Scan the entries below for the word "spin". Copy each line that has it.

* INPUT MATERIAL
========================================================================

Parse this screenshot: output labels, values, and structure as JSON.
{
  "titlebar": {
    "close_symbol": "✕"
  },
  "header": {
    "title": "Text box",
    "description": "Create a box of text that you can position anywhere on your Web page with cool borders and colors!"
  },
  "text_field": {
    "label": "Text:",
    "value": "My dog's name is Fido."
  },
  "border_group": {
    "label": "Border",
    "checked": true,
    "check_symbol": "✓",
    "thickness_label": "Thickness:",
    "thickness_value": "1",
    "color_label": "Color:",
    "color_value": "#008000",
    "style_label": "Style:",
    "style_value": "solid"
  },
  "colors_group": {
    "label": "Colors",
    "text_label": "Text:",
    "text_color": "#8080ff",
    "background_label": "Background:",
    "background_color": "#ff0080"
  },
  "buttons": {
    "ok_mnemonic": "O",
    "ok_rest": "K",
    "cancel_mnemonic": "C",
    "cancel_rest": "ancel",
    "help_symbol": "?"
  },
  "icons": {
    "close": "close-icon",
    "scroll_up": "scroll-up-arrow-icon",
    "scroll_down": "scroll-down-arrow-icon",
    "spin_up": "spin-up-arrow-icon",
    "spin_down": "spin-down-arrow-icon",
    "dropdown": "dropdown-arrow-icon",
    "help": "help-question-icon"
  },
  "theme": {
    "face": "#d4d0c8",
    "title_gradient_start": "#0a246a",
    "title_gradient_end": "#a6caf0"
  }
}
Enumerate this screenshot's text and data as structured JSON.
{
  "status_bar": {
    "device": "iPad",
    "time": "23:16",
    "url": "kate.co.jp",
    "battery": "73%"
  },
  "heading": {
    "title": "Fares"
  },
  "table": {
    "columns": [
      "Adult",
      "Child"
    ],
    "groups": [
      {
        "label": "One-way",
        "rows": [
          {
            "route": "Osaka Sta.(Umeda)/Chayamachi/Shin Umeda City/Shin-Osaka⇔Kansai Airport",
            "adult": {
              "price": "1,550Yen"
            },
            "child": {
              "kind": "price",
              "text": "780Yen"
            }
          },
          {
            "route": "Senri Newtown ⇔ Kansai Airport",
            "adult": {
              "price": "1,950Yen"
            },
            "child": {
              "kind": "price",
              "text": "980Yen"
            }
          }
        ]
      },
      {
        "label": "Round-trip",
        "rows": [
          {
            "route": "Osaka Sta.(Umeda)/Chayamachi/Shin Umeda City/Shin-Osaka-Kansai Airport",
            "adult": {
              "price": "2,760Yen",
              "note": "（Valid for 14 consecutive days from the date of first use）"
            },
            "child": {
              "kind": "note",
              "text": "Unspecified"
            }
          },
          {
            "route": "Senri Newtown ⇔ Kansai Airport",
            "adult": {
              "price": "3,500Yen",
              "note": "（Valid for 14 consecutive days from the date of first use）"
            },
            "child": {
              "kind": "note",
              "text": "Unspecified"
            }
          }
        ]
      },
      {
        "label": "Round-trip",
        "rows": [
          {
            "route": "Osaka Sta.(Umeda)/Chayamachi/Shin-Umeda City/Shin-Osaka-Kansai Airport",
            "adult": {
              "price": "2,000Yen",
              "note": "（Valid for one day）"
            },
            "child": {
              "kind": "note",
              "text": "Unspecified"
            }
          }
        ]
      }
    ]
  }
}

========================================================================

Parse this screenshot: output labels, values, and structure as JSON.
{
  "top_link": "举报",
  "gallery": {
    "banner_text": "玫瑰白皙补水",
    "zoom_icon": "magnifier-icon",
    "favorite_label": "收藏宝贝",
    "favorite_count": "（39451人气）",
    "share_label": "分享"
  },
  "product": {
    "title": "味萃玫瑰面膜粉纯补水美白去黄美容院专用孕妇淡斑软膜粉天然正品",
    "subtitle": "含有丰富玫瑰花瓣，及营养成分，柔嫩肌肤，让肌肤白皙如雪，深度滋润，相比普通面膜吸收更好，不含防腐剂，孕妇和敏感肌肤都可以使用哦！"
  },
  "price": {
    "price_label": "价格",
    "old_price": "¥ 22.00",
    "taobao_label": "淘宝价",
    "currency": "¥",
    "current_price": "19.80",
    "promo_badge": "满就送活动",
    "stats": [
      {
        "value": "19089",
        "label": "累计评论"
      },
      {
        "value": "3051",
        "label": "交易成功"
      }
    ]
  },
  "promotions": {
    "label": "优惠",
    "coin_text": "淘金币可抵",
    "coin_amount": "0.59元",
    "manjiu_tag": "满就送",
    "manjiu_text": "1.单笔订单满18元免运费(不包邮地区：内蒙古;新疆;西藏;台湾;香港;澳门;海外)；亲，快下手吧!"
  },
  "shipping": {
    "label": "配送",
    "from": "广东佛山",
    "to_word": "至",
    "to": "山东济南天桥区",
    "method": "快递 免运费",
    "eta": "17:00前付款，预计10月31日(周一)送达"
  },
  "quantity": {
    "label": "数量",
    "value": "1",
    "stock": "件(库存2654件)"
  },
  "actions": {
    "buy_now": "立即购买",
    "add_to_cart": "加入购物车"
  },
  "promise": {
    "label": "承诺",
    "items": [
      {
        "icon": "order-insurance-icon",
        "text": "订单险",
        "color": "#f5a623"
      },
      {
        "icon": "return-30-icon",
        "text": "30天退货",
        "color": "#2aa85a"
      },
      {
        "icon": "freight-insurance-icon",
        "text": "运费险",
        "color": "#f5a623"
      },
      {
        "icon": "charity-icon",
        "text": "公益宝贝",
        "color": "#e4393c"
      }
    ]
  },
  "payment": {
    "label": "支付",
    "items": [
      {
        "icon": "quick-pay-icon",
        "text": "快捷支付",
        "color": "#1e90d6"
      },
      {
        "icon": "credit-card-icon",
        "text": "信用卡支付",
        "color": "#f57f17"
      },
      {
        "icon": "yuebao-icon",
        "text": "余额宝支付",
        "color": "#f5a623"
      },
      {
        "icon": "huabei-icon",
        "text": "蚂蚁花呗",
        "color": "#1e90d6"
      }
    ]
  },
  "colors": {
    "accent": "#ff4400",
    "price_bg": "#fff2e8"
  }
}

========================================================================

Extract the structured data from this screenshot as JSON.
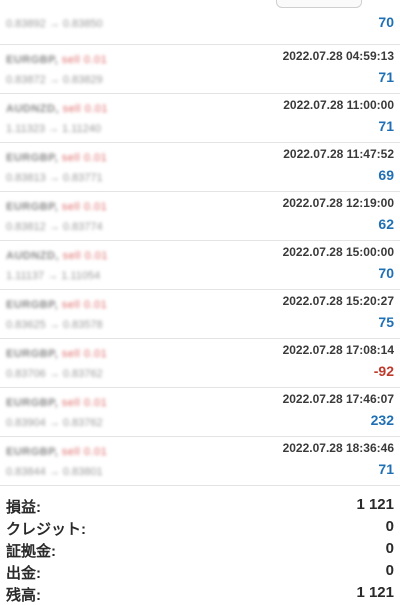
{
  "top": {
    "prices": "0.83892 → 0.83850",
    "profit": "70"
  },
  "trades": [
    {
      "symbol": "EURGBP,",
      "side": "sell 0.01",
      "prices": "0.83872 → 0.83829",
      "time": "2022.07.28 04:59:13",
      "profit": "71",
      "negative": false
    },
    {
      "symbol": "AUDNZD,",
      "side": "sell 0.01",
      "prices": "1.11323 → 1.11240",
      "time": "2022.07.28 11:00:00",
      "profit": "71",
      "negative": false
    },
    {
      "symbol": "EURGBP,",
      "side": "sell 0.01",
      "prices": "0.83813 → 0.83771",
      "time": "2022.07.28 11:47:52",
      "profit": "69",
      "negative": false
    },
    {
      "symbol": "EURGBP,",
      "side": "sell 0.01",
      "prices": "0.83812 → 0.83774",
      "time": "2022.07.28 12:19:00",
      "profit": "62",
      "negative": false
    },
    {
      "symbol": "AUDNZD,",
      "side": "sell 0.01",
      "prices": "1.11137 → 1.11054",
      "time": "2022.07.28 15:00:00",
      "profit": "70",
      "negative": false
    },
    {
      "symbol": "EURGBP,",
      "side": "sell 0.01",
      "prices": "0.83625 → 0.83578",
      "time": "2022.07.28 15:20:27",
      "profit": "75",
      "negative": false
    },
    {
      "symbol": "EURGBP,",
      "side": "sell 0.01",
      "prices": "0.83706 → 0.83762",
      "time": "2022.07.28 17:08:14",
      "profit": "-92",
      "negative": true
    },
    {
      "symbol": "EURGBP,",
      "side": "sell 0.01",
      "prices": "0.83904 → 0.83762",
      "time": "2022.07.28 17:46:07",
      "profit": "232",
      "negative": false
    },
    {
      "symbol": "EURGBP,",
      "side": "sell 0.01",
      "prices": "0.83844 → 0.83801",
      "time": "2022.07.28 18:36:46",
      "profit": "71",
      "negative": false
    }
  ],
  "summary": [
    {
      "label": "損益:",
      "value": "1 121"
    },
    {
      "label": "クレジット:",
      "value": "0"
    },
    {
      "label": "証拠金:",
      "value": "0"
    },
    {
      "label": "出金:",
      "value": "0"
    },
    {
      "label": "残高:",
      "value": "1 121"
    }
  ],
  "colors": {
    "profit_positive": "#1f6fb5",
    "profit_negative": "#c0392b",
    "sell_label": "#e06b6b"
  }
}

========================================================================

* OUTPUT FOR THIS EXERCISE
    "spin_up": "spin-up-arrow-icon",
    "spin_down": "spin-down-arrow-icon",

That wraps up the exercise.